| OPIS ZADANIA |
Przedstaw w dwóch zdaniach najważniejsze informacje z tekstu źródłowego.

| TEKST ŹRÓDŁOWY |
Oskarżony wyjaśnił ponadto, że terminy płatności spornych faktur wypadały po dacie ogłoszenia upadłości. Jak tylko dowiedział się o ogłoszeniu tej upadłości i o tym, że nie wolno mu płacić żadnemu z wierzycieli, od razu udał się do firmy (...) do pana M. J. (1), żeby poinformować go o zaistniałej sytuacji, ponieważ czuł się do tego zobowiązany z uwagi na wieloletnią współpracę. Zaproponował mu, że aby zmniejszyły się jego straty z tytułu tego, że cześć tych faktur nie mogło być na razie zapłaconych, to będzie dalej u niego kupował beton, nawet płacąc za niego gotówką, żeby z uzyskanych zysków zrekompensował sobie tą wcześniejszą stratę. Dodał, że uspokajał pokrzywdzonego, że ze względu na znaczący majątek swojej firmy, który w istotny sposób przekracza zobowiązania, tę należność na pewno dostanie, tylko że będzie to odwleczone w czasie. Po tym spotkaniu oskarżony nadal współpracował i handlował z panem J. i w okresie od ogłoszenia upadłości zapłacił mu z tytułu nowych faktur ponad 70.000 zł. To było płacone na przedpłaty, tzn. firma (...) wystawiała jego firmie fakturę proforma, oskarżony za nie płacił i dopiero później uzyskiwał towar. Dodał, że jego firma nadal prowadziła działalność i mogłaby dalej funkcjonować, gdyby nie to, że w momencie ogłoszenia upadłości banki postawiły wszystkie kredyty w stan natychmiastowej wymagalności. Wyglądało to w taki sposób, że wszelkie należności za wykonane przez jego firmę kontrakty wpływały bezpośrednio od inwestora do banków, które zatrzymywały pieniądze na spłatę kredytów. Z uwagi na zaistniałą sytuację pani nadzorca stwierdziła, że jedyną możliwością jest ogłoszenie upadłości likwidacyjnej, bo wtedy banki przestaną być na uprzywilejowanej pozycji. W związku z tym 01 września 2011 roku została ogłoszona upadłość. Oskarżony wyjaśnił, że gdyby jego zamiarem było naciągnięcie czy oszukanie pana J., albo gdyby wiedział wcześniej, że ogłosi tą upadłość, to zająłby się swoim majątkiem, aby wyciągnąć go z masy upadłości.

Sąd zważył, co następuje:

Analizując i oceniając zebrany w sprawie materiał dowodowy Sąd doszedł do przekonania, że wina i okoliczności popełnienia przez oskarżonego K. Z. czynu z art. 286 § 1 k.k. w zw. z art. 12 k.k. nie budzą żadnych wątpliwości.

| WIERSZE DANYCH |
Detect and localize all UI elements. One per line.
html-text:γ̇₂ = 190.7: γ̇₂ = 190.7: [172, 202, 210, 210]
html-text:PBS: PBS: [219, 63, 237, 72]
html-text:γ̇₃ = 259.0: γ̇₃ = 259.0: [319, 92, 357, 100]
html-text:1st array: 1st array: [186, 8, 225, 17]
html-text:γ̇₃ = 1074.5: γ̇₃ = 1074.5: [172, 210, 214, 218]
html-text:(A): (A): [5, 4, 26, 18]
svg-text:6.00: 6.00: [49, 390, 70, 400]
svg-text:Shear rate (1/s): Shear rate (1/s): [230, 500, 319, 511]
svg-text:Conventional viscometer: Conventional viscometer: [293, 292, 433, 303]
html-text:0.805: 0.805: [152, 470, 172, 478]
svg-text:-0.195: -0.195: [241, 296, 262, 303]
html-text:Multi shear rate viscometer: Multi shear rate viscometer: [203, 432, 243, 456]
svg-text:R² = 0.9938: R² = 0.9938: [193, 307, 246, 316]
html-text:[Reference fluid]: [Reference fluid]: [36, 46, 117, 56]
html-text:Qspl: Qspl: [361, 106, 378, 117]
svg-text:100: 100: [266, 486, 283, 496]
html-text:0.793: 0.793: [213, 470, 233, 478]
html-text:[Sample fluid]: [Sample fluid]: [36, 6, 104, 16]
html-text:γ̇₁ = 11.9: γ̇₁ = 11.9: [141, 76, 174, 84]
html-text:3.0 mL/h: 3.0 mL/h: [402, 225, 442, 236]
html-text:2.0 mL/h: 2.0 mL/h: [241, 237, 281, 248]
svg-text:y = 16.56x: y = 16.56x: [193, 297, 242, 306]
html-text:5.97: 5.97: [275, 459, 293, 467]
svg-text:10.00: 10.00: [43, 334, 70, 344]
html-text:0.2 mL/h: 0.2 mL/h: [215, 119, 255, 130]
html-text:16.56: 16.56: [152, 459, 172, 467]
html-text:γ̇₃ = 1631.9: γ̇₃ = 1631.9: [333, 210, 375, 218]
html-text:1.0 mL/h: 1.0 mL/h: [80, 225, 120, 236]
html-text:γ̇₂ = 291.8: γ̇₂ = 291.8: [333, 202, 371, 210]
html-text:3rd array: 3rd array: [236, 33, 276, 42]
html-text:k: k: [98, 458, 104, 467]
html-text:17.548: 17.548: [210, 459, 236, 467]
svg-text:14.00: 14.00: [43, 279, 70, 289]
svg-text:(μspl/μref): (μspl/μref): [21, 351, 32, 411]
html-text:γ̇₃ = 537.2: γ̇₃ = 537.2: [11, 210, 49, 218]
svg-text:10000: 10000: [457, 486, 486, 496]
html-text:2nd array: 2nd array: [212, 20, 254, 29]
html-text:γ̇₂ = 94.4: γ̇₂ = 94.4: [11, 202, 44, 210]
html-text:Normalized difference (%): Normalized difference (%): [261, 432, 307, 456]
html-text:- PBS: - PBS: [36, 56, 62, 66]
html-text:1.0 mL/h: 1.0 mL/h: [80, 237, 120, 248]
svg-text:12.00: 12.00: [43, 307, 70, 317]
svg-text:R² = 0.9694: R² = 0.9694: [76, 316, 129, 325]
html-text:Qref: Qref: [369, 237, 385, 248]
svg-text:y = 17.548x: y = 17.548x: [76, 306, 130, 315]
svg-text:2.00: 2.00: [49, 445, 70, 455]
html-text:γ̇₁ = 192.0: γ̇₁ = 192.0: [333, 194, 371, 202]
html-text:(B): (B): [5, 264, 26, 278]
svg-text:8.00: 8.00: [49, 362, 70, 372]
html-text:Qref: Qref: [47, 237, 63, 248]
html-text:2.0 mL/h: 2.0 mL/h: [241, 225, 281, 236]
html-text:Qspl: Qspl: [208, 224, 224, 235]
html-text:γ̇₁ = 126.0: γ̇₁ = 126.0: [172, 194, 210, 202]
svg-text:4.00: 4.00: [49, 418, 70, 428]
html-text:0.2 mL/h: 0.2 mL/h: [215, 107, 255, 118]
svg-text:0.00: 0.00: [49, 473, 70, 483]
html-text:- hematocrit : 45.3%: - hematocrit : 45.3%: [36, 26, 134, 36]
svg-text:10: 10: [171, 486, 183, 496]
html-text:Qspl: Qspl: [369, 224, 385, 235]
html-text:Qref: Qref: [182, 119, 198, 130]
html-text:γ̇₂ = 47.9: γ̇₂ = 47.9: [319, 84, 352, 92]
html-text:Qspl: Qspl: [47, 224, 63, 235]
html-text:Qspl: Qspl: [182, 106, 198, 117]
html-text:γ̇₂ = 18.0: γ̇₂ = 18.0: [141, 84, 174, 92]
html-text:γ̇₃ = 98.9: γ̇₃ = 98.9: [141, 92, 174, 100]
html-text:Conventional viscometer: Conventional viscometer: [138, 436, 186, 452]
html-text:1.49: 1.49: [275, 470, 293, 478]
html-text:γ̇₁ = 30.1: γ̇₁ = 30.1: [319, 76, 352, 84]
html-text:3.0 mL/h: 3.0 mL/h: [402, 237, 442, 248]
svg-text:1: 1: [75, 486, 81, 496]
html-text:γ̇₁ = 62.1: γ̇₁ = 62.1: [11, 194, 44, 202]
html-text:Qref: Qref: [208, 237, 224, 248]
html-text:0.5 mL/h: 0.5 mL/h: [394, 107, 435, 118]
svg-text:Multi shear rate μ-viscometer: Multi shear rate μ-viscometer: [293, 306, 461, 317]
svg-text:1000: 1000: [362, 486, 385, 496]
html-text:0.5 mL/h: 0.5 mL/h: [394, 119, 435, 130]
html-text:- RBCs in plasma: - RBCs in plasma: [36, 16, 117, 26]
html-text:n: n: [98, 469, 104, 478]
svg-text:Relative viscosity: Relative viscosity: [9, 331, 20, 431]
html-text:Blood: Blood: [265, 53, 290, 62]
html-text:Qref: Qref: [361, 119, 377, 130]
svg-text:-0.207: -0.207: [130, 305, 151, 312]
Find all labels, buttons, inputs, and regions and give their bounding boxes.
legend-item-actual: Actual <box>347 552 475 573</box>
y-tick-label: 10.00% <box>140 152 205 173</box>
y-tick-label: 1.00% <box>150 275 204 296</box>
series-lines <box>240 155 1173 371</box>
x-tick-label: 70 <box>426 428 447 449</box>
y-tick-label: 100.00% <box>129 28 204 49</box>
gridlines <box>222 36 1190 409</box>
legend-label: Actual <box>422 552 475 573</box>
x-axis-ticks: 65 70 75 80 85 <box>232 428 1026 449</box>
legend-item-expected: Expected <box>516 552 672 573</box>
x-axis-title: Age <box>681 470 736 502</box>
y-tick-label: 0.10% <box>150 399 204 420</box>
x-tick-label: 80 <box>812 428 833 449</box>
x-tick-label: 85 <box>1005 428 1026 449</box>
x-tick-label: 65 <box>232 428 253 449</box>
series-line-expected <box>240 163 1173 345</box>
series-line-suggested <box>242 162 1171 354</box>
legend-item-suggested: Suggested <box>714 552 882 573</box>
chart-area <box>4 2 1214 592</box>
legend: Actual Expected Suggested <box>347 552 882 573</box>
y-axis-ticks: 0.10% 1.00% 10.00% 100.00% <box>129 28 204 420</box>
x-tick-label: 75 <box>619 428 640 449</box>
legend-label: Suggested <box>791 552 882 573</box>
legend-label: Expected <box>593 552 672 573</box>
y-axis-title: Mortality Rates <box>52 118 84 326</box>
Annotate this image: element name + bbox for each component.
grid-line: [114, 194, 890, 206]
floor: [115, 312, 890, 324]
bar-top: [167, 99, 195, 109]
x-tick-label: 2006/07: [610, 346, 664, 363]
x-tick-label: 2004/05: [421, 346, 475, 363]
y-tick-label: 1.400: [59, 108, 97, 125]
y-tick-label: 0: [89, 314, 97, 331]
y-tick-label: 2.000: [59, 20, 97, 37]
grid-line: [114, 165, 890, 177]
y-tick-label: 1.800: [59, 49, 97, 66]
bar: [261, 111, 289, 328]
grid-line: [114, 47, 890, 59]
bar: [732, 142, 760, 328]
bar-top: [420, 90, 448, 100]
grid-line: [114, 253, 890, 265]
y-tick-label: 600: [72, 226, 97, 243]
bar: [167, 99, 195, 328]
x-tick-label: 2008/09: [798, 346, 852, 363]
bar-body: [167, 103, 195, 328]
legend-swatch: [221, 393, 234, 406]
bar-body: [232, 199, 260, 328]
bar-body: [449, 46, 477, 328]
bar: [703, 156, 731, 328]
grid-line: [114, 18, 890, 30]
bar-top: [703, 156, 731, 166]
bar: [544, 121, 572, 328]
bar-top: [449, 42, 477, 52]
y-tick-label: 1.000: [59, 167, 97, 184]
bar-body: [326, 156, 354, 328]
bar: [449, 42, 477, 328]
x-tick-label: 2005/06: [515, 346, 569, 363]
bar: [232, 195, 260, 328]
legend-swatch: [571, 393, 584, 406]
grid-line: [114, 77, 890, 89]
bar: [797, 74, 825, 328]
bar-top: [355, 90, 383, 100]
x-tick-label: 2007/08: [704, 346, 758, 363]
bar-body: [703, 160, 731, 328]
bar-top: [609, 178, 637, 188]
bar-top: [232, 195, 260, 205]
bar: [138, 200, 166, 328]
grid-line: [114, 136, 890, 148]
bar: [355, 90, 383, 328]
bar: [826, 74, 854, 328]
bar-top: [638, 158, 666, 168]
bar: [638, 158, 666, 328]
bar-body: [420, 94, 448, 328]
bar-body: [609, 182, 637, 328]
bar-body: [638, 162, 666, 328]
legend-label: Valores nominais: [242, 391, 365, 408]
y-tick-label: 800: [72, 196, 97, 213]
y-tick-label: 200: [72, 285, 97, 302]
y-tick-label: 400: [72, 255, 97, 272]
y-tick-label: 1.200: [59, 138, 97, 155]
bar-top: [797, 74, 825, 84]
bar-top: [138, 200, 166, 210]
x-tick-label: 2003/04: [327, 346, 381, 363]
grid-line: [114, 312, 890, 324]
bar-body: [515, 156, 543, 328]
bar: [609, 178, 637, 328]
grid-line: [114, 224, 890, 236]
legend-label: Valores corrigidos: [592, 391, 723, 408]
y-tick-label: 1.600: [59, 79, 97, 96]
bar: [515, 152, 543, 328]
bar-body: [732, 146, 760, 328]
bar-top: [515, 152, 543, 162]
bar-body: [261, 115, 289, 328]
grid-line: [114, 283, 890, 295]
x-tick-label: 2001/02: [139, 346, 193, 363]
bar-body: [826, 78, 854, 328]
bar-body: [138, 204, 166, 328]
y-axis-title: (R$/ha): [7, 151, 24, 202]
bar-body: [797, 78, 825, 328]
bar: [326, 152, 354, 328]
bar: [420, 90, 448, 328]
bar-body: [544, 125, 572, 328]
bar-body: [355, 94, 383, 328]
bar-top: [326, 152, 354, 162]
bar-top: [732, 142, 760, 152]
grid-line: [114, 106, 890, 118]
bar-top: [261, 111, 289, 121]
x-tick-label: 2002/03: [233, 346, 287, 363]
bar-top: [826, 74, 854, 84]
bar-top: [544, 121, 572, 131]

| ROZWIĄZANIE ZADANIA |
Oskarżony wyjaśnił, że po ogłoszeniu upadłości poinformował pana M. J. o niemożności zapłaty spornych faktur, zapewnił go, że należność otrzyma później, i nadal kupował u niego beton na przedpłaty, płacąc mu z tytułu nowych faktur ponad 70.000 zł. Według oskarżonego 1 września 2011 roku ogłoszono upadłość, bo banki postawiły kredyty w stan natychmiastowej wymagalności, a Sąd uznał, że wina oskarżonego K. Z. w popełnieniu czynu z art. 286 § 1 k.k. w zw. z art. 12 k.k. nie budzi wątpliwości.